» **Written exercise**: Rewrite the records from the start through the line with "body-active-dot-icon: [389, 151, 399, 160]", changing "globe-icon" to "world-icon" and leaving everything else as it is.

** start Supplied material **

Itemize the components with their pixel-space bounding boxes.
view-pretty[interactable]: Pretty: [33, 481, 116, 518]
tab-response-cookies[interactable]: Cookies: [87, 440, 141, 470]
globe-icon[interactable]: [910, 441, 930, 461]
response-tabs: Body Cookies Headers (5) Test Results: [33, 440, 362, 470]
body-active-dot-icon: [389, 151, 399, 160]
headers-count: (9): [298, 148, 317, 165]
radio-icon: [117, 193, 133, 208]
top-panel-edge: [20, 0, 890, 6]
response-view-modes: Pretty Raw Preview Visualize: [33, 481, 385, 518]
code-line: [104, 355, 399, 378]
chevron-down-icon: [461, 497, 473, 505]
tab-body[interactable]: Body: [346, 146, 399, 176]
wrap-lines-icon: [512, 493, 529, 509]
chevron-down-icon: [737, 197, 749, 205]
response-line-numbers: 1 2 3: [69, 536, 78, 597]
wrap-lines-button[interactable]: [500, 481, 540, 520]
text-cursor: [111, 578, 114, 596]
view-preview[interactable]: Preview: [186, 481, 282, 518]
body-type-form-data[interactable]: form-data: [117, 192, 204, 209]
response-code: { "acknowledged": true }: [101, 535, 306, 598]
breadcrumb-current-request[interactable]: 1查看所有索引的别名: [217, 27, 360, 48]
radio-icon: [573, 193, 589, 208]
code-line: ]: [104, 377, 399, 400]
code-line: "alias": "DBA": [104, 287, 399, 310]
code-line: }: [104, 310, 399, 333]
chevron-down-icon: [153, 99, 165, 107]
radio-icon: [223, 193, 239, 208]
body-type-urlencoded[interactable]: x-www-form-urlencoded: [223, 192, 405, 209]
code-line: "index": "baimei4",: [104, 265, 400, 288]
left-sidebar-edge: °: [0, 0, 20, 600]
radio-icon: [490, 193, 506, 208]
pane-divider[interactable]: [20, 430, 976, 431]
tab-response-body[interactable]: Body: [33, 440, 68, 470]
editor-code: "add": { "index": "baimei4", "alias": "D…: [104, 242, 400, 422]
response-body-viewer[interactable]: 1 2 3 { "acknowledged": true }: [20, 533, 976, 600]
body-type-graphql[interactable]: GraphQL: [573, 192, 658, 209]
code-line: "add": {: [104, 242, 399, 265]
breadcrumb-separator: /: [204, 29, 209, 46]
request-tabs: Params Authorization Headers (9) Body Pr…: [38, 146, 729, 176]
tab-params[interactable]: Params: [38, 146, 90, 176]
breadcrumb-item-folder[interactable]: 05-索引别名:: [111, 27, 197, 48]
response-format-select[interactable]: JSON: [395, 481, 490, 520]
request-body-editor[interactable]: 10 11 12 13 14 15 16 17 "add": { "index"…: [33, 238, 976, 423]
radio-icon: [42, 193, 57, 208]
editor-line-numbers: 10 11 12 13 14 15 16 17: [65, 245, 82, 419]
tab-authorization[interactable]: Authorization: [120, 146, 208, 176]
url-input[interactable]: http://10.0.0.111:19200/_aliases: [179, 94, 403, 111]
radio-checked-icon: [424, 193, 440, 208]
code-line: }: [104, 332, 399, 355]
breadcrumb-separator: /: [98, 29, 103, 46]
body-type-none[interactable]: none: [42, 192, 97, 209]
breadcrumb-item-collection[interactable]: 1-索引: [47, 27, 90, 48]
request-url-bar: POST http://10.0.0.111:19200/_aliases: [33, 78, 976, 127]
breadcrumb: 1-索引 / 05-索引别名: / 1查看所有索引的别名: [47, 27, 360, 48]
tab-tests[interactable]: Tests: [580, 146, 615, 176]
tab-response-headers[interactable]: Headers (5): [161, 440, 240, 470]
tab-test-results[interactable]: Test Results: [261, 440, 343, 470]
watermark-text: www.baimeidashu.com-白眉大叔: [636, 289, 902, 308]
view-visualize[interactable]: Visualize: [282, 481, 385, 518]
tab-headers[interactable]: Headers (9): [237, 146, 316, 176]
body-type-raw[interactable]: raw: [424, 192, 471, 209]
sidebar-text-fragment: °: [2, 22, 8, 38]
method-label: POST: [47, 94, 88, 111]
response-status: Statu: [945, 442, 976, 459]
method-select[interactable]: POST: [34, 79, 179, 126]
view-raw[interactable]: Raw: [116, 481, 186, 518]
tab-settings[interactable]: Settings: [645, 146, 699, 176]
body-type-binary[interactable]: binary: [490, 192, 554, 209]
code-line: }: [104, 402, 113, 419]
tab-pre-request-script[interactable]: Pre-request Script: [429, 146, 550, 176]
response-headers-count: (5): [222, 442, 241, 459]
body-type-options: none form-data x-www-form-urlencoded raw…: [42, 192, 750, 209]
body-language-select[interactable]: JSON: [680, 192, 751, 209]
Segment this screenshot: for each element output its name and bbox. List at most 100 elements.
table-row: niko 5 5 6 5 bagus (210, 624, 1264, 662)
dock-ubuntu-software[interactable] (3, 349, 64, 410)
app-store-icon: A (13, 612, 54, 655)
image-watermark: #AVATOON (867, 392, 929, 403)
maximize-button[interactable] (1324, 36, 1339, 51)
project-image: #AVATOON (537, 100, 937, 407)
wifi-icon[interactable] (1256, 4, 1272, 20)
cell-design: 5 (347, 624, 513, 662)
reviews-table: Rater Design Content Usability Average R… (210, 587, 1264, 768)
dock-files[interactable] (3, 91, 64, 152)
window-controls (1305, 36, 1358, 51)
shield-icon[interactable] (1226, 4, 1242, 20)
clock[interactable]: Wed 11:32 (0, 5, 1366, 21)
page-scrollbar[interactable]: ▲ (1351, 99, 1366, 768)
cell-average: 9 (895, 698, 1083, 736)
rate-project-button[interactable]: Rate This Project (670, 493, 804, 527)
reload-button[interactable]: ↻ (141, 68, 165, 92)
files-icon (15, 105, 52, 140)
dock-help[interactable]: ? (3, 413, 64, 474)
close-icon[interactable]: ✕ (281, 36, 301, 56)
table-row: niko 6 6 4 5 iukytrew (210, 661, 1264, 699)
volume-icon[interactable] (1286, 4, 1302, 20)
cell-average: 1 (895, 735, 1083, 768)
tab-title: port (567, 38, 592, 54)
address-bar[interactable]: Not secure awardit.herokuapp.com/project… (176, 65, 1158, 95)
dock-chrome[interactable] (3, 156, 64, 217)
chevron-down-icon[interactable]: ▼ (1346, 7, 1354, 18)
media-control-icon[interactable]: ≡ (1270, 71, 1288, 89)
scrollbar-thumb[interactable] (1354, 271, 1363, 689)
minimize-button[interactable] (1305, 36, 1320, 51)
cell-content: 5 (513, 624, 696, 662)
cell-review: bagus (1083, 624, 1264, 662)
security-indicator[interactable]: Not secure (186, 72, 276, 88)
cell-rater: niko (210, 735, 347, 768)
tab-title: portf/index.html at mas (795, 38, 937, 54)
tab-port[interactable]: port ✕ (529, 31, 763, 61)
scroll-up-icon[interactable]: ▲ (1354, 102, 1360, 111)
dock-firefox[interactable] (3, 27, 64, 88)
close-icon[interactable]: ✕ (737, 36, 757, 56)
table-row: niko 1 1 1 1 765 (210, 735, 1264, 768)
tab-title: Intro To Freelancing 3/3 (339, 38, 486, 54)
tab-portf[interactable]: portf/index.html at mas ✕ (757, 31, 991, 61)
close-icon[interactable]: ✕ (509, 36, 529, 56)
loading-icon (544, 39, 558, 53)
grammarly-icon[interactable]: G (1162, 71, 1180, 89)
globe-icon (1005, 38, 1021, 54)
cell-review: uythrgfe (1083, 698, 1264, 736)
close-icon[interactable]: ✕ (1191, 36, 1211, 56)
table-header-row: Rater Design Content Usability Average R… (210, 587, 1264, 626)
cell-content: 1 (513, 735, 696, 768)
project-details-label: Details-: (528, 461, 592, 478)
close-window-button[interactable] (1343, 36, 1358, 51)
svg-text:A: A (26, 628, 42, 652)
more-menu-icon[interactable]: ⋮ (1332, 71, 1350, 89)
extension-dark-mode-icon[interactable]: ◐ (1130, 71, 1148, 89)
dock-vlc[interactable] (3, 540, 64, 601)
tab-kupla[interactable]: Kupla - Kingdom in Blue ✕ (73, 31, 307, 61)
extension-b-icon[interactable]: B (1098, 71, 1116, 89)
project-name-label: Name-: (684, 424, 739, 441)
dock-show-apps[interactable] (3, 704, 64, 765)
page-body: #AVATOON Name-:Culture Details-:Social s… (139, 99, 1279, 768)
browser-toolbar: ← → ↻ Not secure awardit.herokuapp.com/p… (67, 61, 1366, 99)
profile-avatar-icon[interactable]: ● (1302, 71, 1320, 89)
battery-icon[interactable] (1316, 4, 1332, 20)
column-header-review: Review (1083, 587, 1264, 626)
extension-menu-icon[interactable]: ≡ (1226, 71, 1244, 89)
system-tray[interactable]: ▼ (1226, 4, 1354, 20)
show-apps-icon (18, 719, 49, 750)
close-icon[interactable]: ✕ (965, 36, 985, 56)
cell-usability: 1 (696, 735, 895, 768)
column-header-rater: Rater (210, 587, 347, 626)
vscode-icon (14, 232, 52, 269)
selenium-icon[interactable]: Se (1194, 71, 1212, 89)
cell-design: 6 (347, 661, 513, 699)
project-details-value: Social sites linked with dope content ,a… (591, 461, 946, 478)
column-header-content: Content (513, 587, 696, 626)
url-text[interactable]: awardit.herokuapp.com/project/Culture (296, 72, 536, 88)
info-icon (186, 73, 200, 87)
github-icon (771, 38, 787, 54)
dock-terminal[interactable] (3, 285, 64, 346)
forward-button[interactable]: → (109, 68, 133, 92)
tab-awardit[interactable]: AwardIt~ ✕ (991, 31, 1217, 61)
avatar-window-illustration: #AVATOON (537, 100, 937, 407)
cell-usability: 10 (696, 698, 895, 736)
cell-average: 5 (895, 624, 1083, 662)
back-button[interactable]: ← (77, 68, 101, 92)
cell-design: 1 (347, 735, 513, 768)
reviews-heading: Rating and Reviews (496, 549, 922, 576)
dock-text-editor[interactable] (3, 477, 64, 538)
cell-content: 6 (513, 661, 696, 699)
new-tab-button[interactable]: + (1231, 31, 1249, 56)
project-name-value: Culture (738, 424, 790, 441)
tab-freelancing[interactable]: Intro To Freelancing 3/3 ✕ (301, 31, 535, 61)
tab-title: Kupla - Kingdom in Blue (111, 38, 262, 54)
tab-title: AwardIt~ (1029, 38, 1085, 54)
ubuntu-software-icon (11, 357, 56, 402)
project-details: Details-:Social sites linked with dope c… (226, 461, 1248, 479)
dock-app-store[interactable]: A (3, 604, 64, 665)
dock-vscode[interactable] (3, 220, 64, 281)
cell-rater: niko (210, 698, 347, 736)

** end Supplied material **

» **Solution for this problem**:
Itemize the components with their pixel-space bounding boxes.
view-pretty[interactable]: Pretty: [33, 481, 116, 518]
tab-response-cookies[interactable]: Cookies: [87, 440, 141, 470]
world-icon[interactable]: [910, 441, 930, 461]
response-tabs: Body Cookies Headers (5) Test Results: [33, 440, 362, 470]
body-active-dot-icon: [389, 151, 399, 160]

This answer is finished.